*SHORT TASK*: Identify all lines in the data containing the string "µXRF". Copy them out.

**********

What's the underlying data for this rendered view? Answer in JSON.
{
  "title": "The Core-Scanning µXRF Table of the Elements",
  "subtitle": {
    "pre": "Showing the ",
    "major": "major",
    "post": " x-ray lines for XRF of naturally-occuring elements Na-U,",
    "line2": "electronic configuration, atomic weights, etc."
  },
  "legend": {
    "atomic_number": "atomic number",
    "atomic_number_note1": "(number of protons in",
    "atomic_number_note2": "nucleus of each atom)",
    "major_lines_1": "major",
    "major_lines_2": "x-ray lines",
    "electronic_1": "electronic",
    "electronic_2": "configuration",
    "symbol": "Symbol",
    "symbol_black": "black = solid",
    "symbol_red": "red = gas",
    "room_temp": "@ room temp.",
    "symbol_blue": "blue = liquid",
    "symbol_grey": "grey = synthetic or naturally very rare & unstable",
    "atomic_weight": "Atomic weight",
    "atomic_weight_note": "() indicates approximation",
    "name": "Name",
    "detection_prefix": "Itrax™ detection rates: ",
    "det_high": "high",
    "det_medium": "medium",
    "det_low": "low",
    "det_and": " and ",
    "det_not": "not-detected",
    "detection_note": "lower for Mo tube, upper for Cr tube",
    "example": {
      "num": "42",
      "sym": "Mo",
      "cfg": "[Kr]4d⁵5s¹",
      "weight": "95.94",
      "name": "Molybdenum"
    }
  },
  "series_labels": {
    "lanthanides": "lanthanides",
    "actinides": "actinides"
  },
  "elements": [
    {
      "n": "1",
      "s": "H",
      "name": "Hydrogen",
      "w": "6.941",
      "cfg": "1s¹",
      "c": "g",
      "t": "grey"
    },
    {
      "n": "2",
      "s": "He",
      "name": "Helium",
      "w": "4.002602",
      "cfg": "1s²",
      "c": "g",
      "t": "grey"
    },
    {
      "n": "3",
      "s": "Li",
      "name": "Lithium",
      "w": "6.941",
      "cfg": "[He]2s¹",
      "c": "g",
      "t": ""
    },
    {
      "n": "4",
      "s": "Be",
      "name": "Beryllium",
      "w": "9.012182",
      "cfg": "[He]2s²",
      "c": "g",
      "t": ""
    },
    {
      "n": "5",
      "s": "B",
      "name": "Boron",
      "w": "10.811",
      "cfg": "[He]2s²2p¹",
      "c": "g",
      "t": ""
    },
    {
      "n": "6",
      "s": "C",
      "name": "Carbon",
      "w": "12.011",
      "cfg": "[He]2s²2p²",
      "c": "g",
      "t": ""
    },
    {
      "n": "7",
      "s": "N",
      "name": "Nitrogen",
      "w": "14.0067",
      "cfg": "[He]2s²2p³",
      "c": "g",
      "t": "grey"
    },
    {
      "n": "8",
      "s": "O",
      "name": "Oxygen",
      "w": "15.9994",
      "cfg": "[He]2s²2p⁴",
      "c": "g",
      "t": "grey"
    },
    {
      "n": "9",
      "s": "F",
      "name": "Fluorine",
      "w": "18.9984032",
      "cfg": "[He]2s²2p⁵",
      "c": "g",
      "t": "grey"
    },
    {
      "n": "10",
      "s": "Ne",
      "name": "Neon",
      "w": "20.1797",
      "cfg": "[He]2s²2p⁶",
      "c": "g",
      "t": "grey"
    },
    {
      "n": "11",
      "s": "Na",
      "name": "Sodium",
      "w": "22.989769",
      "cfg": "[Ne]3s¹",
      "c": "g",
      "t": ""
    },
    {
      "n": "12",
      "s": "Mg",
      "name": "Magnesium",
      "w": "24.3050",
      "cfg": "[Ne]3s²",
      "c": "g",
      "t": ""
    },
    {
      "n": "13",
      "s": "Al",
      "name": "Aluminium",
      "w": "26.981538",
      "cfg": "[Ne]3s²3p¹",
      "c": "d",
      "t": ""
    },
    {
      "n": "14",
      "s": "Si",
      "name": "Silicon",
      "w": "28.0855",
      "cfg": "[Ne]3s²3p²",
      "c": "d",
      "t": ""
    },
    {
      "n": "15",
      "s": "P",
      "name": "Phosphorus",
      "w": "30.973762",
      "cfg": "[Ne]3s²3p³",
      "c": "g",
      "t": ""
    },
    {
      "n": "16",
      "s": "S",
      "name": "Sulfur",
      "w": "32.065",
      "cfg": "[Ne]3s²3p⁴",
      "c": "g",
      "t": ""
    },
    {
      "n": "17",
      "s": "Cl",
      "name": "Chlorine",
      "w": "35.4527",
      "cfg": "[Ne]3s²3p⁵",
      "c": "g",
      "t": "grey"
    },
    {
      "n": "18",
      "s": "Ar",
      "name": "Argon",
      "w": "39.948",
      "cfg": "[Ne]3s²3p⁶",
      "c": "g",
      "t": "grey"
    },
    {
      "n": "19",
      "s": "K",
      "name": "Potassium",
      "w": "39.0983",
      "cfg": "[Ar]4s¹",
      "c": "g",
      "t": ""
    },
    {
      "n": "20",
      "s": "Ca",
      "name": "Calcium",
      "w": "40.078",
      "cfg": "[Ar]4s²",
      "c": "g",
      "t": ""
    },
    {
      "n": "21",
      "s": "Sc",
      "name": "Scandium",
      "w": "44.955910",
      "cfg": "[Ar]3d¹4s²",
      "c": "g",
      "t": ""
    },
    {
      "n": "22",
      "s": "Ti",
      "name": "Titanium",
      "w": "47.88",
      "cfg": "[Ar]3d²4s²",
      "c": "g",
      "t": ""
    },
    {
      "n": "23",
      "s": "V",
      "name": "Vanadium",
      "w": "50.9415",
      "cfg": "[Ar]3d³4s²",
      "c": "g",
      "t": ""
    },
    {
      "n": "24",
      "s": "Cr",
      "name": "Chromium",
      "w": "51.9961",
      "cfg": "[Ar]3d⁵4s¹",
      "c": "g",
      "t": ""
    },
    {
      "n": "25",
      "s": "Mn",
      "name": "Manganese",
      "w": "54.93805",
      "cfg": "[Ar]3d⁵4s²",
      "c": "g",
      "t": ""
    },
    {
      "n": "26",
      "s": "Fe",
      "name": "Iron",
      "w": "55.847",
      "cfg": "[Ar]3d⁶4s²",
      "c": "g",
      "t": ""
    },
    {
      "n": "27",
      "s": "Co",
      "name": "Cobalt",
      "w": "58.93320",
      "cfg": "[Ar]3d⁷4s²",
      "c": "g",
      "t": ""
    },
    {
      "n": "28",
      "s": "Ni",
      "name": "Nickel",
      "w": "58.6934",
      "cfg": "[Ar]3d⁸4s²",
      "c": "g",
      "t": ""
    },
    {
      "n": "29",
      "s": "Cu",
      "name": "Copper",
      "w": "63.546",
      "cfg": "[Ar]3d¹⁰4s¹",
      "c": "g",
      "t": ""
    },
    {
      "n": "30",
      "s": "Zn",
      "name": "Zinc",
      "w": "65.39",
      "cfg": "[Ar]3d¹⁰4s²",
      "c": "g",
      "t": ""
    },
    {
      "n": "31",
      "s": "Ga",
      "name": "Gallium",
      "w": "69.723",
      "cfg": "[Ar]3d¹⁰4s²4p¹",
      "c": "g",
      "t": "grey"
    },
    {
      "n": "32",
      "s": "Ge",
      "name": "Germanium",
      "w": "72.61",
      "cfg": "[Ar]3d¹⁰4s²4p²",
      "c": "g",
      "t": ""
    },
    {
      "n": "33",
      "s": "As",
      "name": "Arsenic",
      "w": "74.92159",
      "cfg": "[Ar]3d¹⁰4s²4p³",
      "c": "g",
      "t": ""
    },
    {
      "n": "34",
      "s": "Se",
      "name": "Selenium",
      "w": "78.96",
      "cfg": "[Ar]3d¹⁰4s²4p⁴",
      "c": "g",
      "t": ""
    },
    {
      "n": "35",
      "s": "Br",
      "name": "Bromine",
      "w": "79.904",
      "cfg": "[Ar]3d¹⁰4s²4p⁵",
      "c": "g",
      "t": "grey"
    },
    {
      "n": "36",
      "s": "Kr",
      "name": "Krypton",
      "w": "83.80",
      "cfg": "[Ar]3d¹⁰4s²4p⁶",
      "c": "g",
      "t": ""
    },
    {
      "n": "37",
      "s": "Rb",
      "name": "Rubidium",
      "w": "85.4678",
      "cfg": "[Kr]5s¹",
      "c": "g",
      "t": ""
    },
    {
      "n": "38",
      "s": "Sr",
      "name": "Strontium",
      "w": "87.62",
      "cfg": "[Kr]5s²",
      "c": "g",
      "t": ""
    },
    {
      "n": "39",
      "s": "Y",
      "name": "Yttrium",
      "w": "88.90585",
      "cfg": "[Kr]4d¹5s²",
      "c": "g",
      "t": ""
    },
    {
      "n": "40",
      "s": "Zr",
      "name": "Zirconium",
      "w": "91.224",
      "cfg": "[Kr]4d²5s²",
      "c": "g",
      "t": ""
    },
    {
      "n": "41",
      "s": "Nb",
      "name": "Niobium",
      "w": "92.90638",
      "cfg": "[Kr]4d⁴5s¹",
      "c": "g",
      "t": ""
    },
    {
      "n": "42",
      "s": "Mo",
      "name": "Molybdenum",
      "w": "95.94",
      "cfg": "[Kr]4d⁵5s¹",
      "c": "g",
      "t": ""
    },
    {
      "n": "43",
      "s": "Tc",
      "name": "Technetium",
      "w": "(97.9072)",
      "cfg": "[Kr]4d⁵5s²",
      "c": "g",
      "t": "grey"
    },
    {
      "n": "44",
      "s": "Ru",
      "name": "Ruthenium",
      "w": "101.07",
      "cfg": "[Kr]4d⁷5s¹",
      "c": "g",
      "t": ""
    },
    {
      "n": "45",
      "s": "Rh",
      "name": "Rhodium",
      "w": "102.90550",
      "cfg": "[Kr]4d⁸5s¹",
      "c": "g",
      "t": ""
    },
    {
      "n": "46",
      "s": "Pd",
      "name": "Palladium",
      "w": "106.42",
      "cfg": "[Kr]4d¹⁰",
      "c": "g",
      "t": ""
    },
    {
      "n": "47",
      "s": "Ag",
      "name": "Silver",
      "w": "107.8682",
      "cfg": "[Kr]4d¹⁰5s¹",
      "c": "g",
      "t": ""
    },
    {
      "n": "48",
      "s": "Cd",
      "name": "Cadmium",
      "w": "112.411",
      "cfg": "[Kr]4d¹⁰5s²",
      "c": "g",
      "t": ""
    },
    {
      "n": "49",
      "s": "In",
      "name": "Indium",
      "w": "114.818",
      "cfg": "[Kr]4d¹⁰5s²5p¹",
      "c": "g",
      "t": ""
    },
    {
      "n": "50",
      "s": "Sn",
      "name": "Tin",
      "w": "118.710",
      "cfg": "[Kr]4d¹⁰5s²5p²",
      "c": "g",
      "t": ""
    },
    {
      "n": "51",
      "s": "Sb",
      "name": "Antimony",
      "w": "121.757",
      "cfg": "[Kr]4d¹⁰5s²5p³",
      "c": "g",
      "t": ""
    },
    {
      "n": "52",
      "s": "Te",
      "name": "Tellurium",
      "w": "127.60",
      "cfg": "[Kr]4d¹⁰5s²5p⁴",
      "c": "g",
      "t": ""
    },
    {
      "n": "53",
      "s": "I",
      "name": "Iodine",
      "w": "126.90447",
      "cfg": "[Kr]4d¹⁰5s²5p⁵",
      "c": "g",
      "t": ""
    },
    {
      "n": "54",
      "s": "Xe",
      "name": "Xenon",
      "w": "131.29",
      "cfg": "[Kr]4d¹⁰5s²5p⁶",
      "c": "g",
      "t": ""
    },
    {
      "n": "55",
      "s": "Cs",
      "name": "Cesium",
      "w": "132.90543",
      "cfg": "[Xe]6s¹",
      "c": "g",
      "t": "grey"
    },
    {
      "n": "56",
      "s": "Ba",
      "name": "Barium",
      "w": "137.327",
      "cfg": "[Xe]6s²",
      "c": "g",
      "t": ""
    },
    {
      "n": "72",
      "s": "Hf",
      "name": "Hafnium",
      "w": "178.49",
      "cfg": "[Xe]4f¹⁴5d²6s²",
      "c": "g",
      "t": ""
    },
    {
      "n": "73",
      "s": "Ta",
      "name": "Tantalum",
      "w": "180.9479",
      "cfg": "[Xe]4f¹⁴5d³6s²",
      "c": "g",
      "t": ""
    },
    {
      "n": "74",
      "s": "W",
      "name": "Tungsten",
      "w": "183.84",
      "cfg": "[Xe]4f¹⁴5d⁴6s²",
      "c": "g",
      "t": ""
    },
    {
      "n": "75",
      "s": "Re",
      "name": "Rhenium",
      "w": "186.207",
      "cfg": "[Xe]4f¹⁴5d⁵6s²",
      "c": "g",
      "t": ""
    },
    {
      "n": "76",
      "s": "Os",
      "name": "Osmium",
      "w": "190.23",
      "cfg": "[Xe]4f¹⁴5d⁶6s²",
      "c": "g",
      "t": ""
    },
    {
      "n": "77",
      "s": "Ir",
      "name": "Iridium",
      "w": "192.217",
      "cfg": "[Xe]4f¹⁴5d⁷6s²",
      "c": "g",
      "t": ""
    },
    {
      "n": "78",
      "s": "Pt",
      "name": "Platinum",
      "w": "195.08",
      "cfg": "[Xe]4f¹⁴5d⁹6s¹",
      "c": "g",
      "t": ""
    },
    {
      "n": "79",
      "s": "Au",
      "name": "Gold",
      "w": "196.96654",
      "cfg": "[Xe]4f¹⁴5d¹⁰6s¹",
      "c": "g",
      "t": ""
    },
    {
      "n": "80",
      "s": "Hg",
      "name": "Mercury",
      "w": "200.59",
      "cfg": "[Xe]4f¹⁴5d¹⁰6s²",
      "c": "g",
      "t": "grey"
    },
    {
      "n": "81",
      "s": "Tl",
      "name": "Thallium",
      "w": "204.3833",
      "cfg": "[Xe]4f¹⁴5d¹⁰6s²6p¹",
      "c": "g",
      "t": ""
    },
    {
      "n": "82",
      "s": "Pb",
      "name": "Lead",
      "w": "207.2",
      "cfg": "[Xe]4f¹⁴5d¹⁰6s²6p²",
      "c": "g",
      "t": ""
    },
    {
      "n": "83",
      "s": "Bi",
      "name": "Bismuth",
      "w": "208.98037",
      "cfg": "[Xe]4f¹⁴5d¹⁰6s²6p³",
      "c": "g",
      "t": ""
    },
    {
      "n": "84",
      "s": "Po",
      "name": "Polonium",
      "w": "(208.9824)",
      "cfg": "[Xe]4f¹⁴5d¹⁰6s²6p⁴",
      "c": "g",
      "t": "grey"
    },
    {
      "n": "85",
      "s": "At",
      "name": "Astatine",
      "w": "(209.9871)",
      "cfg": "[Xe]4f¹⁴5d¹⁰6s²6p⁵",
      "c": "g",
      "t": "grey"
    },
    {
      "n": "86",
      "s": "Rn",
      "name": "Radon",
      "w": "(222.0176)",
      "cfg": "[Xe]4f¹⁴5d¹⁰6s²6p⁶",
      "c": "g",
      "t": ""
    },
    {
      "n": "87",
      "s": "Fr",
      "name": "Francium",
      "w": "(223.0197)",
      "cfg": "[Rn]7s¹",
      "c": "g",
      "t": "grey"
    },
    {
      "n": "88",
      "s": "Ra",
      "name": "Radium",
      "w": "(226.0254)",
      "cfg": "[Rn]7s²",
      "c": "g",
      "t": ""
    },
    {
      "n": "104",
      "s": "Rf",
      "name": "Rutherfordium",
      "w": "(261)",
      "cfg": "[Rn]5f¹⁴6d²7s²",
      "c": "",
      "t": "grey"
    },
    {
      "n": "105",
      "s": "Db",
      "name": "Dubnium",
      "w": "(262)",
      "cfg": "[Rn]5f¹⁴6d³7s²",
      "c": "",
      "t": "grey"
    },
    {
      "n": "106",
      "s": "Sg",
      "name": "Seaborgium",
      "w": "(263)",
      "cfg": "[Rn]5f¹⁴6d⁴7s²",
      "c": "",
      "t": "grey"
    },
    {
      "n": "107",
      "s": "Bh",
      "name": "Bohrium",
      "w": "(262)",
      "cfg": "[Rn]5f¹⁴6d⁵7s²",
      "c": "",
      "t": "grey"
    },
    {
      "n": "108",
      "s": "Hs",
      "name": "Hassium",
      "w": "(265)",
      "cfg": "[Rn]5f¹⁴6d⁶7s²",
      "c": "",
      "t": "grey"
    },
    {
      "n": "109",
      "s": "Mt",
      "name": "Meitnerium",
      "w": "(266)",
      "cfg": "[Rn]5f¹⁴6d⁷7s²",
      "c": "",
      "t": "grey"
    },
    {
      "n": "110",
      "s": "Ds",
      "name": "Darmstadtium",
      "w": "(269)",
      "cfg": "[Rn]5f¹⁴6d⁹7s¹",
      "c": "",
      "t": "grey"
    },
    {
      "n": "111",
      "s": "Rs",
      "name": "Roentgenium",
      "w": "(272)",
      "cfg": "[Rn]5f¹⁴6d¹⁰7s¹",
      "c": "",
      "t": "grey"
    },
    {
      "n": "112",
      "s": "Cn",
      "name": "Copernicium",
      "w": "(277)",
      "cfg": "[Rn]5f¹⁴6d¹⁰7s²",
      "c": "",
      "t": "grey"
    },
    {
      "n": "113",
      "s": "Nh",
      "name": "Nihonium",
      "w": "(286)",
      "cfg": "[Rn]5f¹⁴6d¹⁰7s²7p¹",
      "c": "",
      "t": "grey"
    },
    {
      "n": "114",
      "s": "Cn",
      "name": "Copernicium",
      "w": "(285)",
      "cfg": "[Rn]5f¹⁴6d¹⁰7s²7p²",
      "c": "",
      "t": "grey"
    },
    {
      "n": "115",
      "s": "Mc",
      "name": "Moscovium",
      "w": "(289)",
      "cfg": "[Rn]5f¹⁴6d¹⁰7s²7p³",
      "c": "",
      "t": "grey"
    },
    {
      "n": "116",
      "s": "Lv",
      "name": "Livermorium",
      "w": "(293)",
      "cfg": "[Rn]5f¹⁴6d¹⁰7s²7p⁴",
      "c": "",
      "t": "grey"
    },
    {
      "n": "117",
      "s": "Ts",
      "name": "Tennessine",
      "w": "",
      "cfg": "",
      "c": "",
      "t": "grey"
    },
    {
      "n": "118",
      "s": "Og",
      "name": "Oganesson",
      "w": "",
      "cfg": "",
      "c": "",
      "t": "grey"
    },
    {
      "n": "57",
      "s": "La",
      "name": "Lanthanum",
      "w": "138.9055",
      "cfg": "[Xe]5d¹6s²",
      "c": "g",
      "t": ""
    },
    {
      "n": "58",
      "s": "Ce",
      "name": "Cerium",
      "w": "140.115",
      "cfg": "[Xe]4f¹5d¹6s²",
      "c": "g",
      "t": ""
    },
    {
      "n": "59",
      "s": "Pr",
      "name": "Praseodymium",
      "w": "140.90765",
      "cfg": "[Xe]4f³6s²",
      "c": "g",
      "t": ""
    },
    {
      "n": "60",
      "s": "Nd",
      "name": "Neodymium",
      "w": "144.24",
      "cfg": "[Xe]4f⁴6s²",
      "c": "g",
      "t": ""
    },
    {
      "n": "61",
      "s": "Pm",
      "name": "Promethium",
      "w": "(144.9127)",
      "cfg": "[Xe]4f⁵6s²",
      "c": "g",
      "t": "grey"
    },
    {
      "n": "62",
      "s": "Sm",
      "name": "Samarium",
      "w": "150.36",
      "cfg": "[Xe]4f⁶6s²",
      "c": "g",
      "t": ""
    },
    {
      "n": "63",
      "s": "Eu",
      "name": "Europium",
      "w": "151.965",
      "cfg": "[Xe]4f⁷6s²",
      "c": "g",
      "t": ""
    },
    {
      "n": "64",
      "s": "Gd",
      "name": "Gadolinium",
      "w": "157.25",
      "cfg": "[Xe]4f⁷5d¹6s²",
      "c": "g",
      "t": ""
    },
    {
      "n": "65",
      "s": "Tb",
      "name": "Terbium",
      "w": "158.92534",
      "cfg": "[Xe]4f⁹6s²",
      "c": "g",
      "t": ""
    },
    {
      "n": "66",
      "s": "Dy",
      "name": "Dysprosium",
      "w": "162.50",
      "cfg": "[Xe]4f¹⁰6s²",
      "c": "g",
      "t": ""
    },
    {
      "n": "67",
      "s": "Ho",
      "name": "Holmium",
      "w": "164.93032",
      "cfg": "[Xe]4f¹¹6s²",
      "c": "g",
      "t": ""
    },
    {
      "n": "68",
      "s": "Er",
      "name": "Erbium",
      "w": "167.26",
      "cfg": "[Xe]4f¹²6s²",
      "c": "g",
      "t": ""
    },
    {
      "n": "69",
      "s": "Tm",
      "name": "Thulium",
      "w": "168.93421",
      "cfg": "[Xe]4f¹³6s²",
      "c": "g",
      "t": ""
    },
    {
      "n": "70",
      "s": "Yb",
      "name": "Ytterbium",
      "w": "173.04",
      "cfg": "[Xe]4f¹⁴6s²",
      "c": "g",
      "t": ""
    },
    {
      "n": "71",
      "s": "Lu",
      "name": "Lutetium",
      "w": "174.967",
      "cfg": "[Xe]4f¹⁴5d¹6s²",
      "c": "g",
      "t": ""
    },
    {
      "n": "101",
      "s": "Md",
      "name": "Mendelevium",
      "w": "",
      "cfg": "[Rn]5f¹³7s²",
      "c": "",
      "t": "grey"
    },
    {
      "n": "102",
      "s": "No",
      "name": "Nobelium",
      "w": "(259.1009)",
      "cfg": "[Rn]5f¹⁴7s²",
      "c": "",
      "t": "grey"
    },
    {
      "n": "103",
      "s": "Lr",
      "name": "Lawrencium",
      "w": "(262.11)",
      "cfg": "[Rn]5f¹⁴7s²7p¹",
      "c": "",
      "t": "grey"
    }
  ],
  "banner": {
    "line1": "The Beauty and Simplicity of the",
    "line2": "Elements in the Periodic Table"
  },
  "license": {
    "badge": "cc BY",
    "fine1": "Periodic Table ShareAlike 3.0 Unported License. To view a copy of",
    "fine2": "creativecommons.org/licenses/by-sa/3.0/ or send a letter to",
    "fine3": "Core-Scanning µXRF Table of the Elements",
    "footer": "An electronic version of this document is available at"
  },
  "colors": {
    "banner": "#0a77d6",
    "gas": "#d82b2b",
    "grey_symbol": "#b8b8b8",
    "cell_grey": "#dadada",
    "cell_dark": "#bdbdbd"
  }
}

**********

*EXERCISE ANSWER*:
  "title": "The Core-Scanning µXRF Table of the Elements",
    "fine3": "Core-Scanning µXRF Table of the Elements",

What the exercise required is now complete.